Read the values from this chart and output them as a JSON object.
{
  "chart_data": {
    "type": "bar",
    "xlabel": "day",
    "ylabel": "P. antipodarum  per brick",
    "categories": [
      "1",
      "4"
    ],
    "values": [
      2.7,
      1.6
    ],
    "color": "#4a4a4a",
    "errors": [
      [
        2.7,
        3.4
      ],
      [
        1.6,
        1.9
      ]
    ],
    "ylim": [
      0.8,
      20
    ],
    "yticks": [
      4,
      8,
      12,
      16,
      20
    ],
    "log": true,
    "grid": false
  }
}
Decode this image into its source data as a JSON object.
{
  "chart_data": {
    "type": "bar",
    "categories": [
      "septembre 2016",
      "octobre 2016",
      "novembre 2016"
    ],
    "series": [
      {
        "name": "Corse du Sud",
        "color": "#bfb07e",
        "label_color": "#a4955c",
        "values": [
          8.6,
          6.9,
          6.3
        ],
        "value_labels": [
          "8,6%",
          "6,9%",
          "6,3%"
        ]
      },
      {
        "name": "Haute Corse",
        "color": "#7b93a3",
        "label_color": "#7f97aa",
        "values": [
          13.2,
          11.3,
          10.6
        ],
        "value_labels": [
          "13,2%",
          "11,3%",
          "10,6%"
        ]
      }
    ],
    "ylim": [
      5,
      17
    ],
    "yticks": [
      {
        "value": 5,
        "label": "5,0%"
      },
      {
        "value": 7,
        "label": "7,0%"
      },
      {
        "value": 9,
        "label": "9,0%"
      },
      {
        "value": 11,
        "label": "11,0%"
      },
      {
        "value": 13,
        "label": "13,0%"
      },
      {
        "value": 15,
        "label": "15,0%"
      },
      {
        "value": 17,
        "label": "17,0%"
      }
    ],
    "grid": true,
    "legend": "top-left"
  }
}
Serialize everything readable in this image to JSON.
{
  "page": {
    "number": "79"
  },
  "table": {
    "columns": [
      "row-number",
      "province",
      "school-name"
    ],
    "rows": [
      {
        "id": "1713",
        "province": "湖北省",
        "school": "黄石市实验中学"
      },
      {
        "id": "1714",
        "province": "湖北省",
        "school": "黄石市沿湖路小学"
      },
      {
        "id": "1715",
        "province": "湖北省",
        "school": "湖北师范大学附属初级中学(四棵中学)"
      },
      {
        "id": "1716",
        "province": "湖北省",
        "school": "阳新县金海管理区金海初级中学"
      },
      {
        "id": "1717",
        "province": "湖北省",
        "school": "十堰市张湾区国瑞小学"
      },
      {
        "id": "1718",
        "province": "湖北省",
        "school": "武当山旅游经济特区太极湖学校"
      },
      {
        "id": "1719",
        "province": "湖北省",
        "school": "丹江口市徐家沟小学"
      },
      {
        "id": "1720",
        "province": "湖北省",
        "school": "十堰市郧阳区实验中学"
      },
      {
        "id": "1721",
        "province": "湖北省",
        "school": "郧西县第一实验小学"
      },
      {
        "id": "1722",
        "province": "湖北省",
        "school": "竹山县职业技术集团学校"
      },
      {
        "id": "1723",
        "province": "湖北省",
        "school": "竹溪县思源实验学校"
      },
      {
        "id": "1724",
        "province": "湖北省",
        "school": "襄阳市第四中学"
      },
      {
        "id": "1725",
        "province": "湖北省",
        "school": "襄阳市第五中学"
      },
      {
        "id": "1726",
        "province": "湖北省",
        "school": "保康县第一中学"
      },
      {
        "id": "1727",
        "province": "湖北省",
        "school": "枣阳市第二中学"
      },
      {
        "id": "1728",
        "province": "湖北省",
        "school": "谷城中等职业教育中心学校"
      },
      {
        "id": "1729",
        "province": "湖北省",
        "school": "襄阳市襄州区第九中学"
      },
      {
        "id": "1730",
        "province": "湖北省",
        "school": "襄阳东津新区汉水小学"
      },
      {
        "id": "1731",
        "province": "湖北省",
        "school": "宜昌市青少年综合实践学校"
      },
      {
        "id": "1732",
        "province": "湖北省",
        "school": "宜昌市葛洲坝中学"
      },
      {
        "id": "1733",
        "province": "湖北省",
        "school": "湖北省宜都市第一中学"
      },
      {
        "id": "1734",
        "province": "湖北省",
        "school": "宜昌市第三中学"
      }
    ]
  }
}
+ + + + + + +
▶ _Problem to solve_:
Go through the entries and repeat each one exactly.

▶ _Written response_:
Read the values from this chart and output them as a JSON object.
{
  "chart_data": {
    "type": "bar",
    "xlabel": "day",
    "ylabel": "P. antipodarum  per brick",
    "categories": [
      "1",
      "4"
    ],
    "values": [
      2.7,
      1.6
    ],
    "color": "#4a4a4a",
    "errors": [
      [
        2.7,
        3.4
      ],
      [
        1.6,
        1.9
      ]
    ],
    "ylim": [
      0.8,
      20
    ],
    "yticks": [
      4,
      8,
      12,
      16,
      20
    ],
    "log": true,
    "grid": false
  }
}
Decode this image into its source data as a JSON object.
{
  "chart_data": {
    "type": "bar",
    "categories": [
      "septembre 2016",
      "octobre 2016",
      "novembre 2016"
    ],
    "series": [
      {
        "name": "Corse du Sud",
        "color": "#bfb07e",
        "label_color": "#a4955c",
        "values": [
          8.6,
          6.9,
          6.3
        ],
        "value_labels": [
          "8,6%",
          "6,9%",
          "6,3%"
        ]
      },
      {
        "name": "Haute Corse",
        "color": "#7b93a3",
        "label_color": "#7f97aa",
        "values": [
          13.2,
          11.3,
          10.6
        ],
        "value_labels": [
          "13,2%",
          "11,3%",
          "10,6%"
        ]
      }
    ],
    "ylim": [
      5,
      17
    ],
    "yticks": [
      {
        "value": 5,
        "label": "5,0%"
      },
      {
        "value": 7,
        "label": "7,0%"
      },
      {
        "value": 9,
        "label": "9,0%"
      },
      {
        "value": 11,
        "label": "11,0%"
      },
      {
        "value": 13,
        "label": "13,0%"
      },
      {
        "value": 15,
        "label": "15,0%"
      },
      {
        "value": 17,
        "label": "17,0%"
      }
    ],
    "grid": true,
    "legend": "top-left"
  }
}
Serialize everything readable in this image to JSON.
{
  "page": {
    "number": "79"
  },
  "table": {
    "columns": [
      "row-number",
      "province",
      "school-name"
    ],
    "rows": [
      {
        "id": "1713",
        "province": "湖北省",
        "school": "黄石市实验中学"
      },
      {
        "id": "1714",
        "province": "湖北省",
        "school": "黄石市沿湖路小学"
      },
      {
        "id": "1715",
        "province": "湖北省",
        "school": "湖北师范大学附属初级中学(四棵中学)"
      },
      {
        "id": "1716",
        "province": "湖北省",
        "school": "阳新县金海管理区金海初级中学"
      },
      {
        "id": "1717",
        "province": "湖北省",
        "school": "十堰市张湾区国瑞小学"
      },
      {
        "id": "1718",
        "province": "湖北省",
        "school": "武当山旅游经济特区太极湖学校"
      },
      {
        "id": "1719",
        "province": "湖北省",
        "school": "丹江口市徐家沟小学"
      },
      {
        "id": "1720",
        "province": "湖北省",
        "school": "十堰市郧阳区实验中学"
      },
      {
        "id": "1721",
        "province": "湖北省",
        "school": "郧西县第一实验小学"
      },
      {
        "id": "1722",
        "province": "湖北省",
        "school": "竹山县职业技术集团学校"
      },
      {
        "id": "1723",
        "province": "湖北省",
        "school": "竹溪县思源实验学校"
      },
      {
        "id": "1724",
        "province": "湖北省",
        "school": "襄阳市第四中学"
      },
      {
        "id": "1725",
        "province": "湖北省",
        "school": "襄阳市第五中学"
      },
      {
        "id": "1726",
        "province": "湖北省",
        "school": "保康县第一中学"
      },
      {
        "id": "1727",
        "province": "湖北省",
        "school": "枣阳市第二中学"
      },
      {
        "id": "1728",
        "province": "湖北省",
        "school": "谷城中等职业教育中心学校"
      },
      {
        "id": "1729",
        "province": "湖北省",
        "school": "襄阳市襄州区第九中学"
      },
      {
        "id": "1730",
        "province": "湖北省",
        "school": "襄阳东津新区汉水小学"
      },
      {
        "id": "1731",
        "province": "湖北省",
        "school": "宜昌市青少年综合实践学校"
      },
      {
        "id": "1732",
        "province": "湖北省",
        "school": "宜昌市葛洲坝中学"
      },
      {
        "id": "1733",
        "province": "湖北省",
        "school": "湖北省宜都市第一中学"
      },
      {
        "id": "1734",
        "province": "湖北省",
        "school": "宜昌市第三中学"
      }
    ]
  }
}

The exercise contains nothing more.